_SET EXERCISE_: Could you express the records from the line containing "Detect and localize" through the line containing "field-band-blue: [136, 236, 769, 241]" as a two-column CSV with the headers instruction and result, one row per record, each field in double quotes and line breaks replaced by spaces, leaving the pictures out?

_EXERCISE MATERIAL_:
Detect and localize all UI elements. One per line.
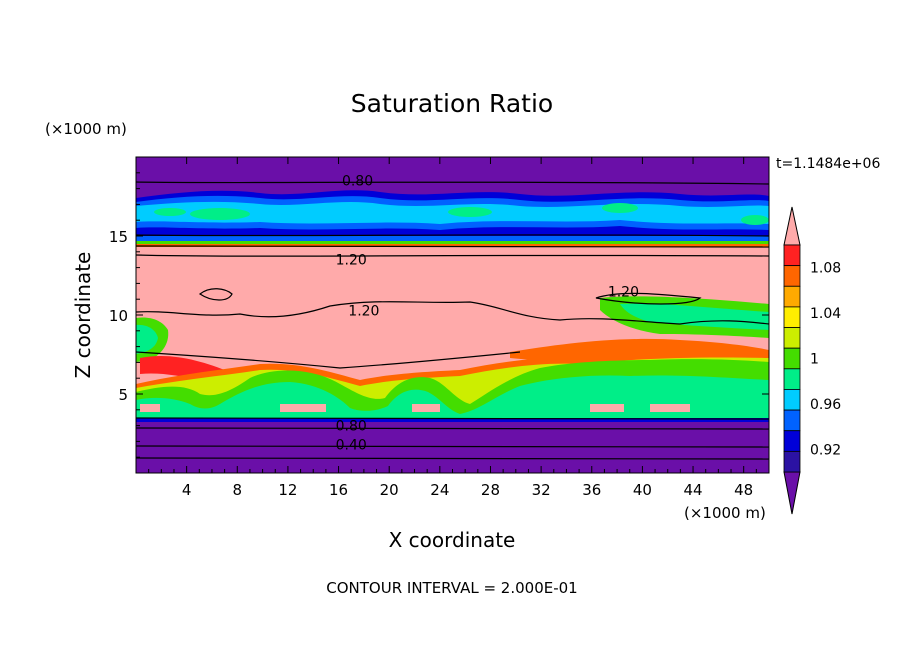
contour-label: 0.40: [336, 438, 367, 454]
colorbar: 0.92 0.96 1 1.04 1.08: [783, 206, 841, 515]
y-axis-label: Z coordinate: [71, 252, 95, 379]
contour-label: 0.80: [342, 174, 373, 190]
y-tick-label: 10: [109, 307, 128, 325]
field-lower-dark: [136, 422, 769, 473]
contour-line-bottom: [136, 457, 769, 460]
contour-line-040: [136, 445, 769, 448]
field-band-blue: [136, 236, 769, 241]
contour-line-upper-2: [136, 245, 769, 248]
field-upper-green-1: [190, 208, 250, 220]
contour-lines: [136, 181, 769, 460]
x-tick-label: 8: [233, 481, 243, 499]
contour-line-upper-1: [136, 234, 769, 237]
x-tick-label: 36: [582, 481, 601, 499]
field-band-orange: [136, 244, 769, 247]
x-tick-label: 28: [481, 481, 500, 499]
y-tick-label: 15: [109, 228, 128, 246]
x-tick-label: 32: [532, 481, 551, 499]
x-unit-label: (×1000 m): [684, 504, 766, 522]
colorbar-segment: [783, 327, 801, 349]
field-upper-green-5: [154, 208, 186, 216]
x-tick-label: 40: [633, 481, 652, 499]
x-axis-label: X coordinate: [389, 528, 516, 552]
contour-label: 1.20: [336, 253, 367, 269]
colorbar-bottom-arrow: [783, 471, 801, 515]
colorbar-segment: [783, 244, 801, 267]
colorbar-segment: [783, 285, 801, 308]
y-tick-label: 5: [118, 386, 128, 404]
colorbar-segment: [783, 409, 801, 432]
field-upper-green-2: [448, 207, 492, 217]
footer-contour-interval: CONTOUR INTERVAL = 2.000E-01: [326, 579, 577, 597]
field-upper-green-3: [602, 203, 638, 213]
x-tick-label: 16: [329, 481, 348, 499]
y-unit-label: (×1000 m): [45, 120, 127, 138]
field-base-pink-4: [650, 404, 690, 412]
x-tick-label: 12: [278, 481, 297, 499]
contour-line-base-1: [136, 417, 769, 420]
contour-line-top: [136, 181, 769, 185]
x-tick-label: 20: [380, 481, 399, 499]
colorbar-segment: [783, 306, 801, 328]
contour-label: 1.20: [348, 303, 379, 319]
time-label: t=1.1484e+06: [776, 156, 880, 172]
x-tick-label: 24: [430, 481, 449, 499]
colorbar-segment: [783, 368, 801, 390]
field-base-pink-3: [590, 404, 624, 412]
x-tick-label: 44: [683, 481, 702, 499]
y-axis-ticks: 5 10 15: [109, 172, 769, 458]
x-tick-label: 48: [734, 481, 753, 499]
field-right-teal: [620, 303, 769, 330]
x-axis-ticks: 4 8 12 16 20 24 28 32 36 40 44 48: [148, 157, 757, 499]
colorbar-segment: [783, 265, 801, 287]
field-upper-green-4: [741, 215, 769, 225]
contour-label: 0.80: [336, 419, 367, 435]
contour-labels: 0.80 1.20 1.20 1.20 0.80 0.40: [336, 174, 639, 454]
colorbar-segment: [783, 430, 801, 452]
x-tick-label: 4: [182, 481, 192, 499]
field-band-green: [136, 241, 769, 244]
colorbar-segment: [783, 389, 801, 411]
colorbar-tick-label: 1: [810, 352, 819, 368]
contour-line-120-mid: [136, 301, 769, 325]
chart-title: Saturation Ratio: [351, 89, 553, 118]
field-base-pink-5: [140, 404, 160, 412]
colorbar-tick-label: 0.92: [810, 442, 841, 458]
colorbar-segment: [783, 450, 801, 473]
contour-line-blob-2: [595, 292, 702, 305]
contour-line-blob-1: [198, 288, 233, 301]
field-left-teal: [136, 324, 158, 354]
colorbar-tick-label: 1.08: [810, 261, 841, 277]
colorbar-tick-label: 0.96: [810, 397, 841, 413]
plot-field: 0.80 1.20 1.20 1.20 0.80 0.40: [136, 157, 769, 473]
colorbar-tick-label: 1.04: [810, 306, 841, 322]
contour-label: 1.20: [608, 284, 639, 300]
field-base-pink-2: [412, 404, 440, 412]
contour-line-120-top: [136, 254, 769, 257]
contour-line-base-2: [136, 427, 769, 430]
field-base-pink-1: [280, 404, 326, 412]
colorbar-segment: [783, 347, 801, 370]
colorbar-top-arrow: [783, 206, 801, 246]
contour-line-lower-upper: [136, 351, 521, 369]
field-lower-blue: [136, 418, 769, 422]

* * *

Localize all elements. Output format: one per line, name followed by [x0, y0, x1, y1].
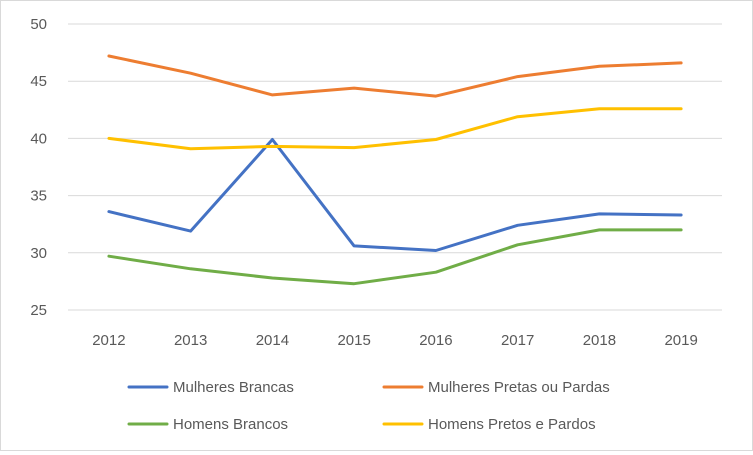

_IN RESPONSE_:
instruction,result
"Detect and localize all UI elements. One per line.","contour-label: 0.40: [336, 438, 367, 454] colorbar: 0.92 0.96 1 1.04 1.08: [783, 206, 841, 515] y-axis-label: Z coordinate: [71, 252, 95, 379] contour-label: 0.80: [342, 174, 373, 190] y-tick-label: 10: [109, 307, 128, 325] field-lower-dark: [136, 422, 769, 473] contour-line-bottom: [136, 457, 769, 460] contour-line-040: [136, 445, 769, 448] field-band-blue: [136, 236, 769, 241]"